** begin RECORDS FOR THE EXERCISE **
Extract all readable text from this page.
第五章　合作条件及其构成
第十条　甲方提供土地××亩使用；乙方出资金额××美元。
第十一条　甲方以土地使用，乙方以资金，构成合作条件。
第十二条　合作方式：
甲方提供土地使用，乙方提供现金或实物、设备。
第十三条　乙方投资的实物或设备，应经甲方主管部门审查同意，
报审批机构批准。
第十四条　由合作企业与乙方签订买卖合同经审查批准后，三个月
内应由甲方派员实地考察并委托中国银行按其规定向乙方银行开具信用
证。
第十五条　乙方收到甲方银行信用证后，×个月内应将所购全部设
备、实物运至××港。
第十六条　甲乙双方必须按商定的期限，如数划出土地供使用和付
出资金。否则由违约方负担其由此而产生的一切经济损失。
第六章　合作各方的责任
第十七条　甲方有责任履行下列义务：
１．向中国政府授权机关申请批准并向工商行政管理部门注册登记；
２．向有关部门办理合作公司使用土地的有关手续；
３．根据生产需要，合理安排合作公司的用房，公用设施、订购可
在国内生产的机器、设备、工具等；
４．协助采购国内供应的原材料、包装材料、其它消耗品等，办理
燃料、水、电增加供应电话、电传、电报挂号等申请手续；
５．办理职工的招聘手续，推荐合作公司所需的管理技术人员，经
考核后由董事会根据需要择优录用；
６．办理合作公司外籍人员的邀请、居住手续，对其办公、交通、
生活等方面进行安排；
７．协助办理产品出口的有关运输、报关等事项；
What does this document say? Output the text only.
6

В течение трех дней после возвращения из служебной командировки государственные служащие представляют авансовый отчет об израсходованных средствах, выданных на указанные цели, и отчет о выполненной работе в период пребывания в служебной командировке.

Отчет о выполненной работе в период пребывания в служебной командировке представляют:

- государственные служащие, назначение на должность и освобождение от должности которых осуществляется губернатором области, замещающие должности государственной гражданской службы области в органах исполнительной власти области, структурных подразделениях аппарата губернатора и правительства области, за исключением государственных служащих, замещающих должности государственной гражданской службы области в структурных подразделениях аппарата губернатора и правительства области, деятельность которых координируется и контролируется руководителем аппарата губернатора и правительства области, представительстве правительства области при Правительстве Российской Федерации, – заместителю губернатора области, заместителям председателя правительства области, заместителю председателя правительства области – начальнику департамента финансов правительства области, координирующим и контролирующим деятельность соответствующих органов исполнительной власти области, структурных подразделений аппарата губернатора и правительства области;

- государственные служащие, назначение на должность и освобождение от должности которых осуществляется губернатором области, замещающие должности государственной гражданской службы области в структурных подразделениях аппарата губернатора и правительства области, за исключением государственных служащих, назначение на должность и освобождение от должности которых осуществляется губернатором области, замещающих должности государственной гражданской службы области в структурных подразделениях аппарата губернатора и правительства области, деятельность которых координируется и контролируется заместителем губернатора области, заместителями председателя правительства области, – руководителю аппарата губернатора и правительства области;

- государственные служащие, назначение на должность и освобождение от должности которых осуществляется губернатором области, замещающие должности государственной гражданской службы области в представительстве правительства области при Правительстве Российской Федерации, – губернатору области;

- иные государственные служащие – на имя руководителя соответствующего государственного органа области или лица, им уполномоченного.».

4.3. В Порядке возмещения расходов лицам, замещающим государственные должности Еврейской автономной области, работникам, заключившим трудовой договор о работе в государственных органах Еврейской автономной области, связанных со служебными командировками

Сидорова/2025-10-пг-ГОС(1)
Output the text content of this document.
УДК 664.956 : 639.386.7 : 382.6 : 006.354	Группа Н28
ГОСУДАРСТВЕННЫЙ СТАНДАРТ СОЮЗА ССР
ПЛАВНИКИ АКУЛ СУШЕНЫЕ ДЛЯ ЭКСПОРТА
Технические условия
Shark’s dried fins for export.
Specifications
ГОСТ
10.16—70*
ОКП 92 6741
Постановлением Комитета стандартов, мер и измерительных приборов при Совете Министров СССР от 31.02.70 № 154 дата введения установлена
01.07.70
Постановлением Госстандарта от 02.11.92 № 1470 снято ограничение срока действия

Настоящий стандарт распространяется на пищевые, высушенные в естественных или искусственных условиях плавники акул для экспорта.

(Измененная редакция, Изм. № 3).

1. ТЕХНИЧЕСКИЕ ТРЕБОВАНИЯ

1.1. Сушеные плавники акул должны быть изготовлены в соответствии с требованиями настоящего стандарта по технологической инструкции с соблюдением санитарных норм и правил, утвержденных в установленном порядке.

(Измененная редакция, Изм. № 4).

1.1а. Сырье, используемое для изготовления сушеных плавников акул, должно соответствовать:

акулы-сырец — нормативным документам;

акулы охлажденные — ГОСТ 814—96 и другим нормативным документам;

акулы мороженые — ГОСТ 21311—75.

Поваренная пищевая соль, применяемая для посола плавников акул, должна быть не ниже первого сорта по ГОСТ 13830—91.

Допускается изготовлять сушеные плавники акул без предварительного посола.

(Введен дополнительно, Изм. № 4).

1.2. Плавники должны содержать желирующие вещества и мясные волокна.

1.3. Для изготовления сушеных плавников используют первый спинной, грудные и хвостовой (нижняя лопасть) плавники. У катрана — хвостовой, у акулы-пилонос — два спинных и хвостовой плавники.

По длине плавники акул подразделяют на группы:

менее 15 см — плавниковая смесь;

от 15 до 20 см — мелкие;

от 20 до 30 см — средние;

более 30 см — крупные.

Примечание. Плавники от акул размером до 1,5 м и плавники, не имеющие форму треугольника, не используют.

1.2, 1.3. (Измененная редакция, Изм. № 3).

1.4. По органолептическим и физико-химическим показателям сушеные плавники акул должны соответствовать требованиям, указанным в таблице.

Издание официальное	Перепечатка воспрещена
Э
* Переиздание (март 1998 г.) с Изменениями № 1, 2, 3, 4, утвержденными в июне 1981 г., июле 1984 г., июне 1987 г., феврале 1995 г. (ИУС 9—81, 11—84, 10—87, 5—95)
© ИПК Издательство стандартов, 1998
** end RECORDS FOR THE EXERCISE **
STATED EXERCISE: Extract the complete set of records unchanged.

SOLUTION TO THE PROBLEM:
Extract all readable text from this page.
第五章　合作条件及其构成
第十条　甲方提供土地××亩使用；乙方出资金额××美元。
第十一条　甲方以土地使用，乙方以资金，构成合作条件。
第十二条　合作方式：
甲方提供土地使用，乙方提供现金或实物、设备。
第十三条　乙方投资的实物或设备，应经甲方主管部门审查同意，
报审批机构批准。
第十四条　由合作企业与乙方签订买卖合同经审查批准后，三个月
内应由甲方派员实地考察并委托中国银行按其规定向乙方银行开具信用
证。
第十五条　乙方收到甲方银行信用证后，×个月内应将所购全部设
备、实物运至××港。
第十六条　甲乙双方必须按商定的期限，如数划出土地供使用和付
出资金。否则由违约方负担其由此而产生的一切经济损失。
第六章　合作各方的责任
第十七条　甲方有责任履行下列义务：
１．向中国政府授权机关申请批准并向工商行政管理部门注册登记；
２．向有关部门办理合作公司使用土地的有关手续；
３．根据生产需要，合理安排合作公司的用房，公用设施、订购可
在国内生产的机器、设备、工具等；
４．协助采购国内供应的原材料、包装材料、其它消耗品等，办理
燃料、水、电增加供应电话、电传、电报挂号等申请手续；
５．办理职工的招聘手续，推荐合作公司所需的管理技术人员，经
考核后由董事会根据需要择优录用；
６．办理合作公司外籍人员的邀请、居住手续，对其办公、交通、
生活等方面进行安排；
７．协助办理产品出口的有关运输、报关等事项；
What does this document say? Output the text only.
6

В течение трех дней после возвращения из служебной командировки государственные служащие представляют авансовый отчет об израсходованных средствах, выданных на указанные цели, и отчет о выполненной работе в период пребывания в служебной командировке.

Отчет о выполненной работе в период пребывания в служебной командировке представляют:

- государственные служащие, назначение на должность и освобождение от должности которых осуществляется губернатором области, замещающие должности государственной гражданской службы области в органах исполнительной власти области, структурных подразделениях аппарата губернатора и правительства области, за исключением государственных служащих, замещающих должности государственной гражданской службы области в структурных подразделениях аппарата губернатора и правительства области, деятельность которых координируется и контролируется руководителем аппарата губернатора и правительства области, представительстве правительства области при Правительстве Российской Федерации, – заместителю губернатора области, заместителям председателя правительства области, заместителю председателя правительства области – начальнику департамента финансов правительства области, координирующим и контролирующим деятельность соответствующих органов исполнительной власти области, структурных подразделений аппарата губернатора и правительства области;

- государственные служащие, назначение на должность и освобождение от должности которых осуществляется губернатором области, замещающие должности государственной гражданской службы области в структурных подразделениях аппарата губернатора и правительства области, за исключением государственных служащих, назначение на должность и освобождение от должности которых осуществляется губернатором области, замещающих должности государственной гражданской службы области в структурных подразделениях аппарата губернатора и правительства области, деятельность которых координируется и контролируется заместителем губернатора области, заместителями председателя правительства области, – руководителю аппарата губернатора и правительства области;

- государственные служащие, назначение на должность и освобождение от должности которых осуществляется губернатором области, замещающие должности государственной гражданской службы области в представительстве правительства области при Правительстве Российской Федерации, – губернатору области;

- иные государственные служащие – на имя руководителя соответствующего государственного органа области или лица, им уполномоченного.».

4.3. В Порядке возмещения расходов лицам, замещающим государственные должности Еврейской автономной области, работникам, заключившим трудовой договор о работе в государственных органах Еврейской автономной области, связанных со служебными командировками

Сидорова/2025-10-пг-ГОС(1)
Output the text content of this document.
УДК 664.956 : 639.386.7 : 382.6 : 006.354	Группа Н28
ГОСУДАРСТВЕННЫЙ СТАНДАРТ СОЮЗА ССР
ПЛАВНИКИ АКУЛ СУШЕНЫЕ ДЛЯ ЭКСПОРТА
Технические условия
Shark’s dried fins for export.
Specifications
ГОСТ
10.16—70*
ОКП 92 6741
Постановлением Комитета стандартов, мер и измерительных приборов при Совете Министров СССР от 31.02.70 № 154 дата введения установлена
01.07.70
Постановлением Госстандарта от 02.11.92 № 1470 снято ограничение срока действия

Настоящий стандарт распространяется на пищевые, высушенные в естественных или искусственных условиях плавники акул для экспорта.

(Измененная редакция, Изм. № 3).

1. ТЕХНИЧЕСКИЕ ТРЕБОВАНИЯ

1.1. Сушеные плавники акул должны быть изготовлены в соответствии с требованиями настоящего стандарта по технологической инструкции с соблюдением санитарных норм и правил, утвержденных в установленном порядке.

(Измененная редакция, Изм. № 4).

1.1а. Сырье, используемое для изготовления сушеных плавников акул, должно соответствовать:

акулы-сырец — нормативным документам;

акулы охлажденные — ГОСТ 814—96 и другим нормативным документам;

акулы мороженые — ГОСТ 21311—75.

Поваренная пищевая соль, применяемая для посола плавников акул, должна быть не ниже первого сорта по ГОСТ 13830—91.

Допускается изготовлять сушеные плавники акул без предварительного посола.

(Введен дополнительно, Изм. № 4).

1.2. Плавники должны содержать желирующие вещества и мясные волокна.

1.3. Для изготовления сушеных плавников используют первый спинной, грудные и хвостовой (нижняя лопасть) плавники. У катрана — хвостовой, у акулы-пилонос — два спинных и хвостовой плавники.

По длине плавники акул подразделяют на группы:

менее 15 см — плавниковая смесь;

от 15 до 20 см — мелкие;

от 20 до 30 см — средние;

более 30 см — крупные.

Примечание. Плавники от акул размером до 1,5 м и плавники, не имеющие форму треугольника, не используют.

1.2, 1.3. (Измененная редакция, Изм. № 3).

1.4. По органолептическим и физико-химическим показателям сушеные плавники акул должны соответствовать требованиям, указанным в таблице.

Издание официальное	Перепечатка воспрещена
Э
* Переиздание (март 1998 г.) с Изменениями № 1, 2, 3, 4, утвержденными в июне 1981 г., июле 1984 г., июне 1987 г., феврале 1995 г. (ИУС 9—81, 11—84, 10—87, 5—95)
© ИПК Издательство стандартов, 1998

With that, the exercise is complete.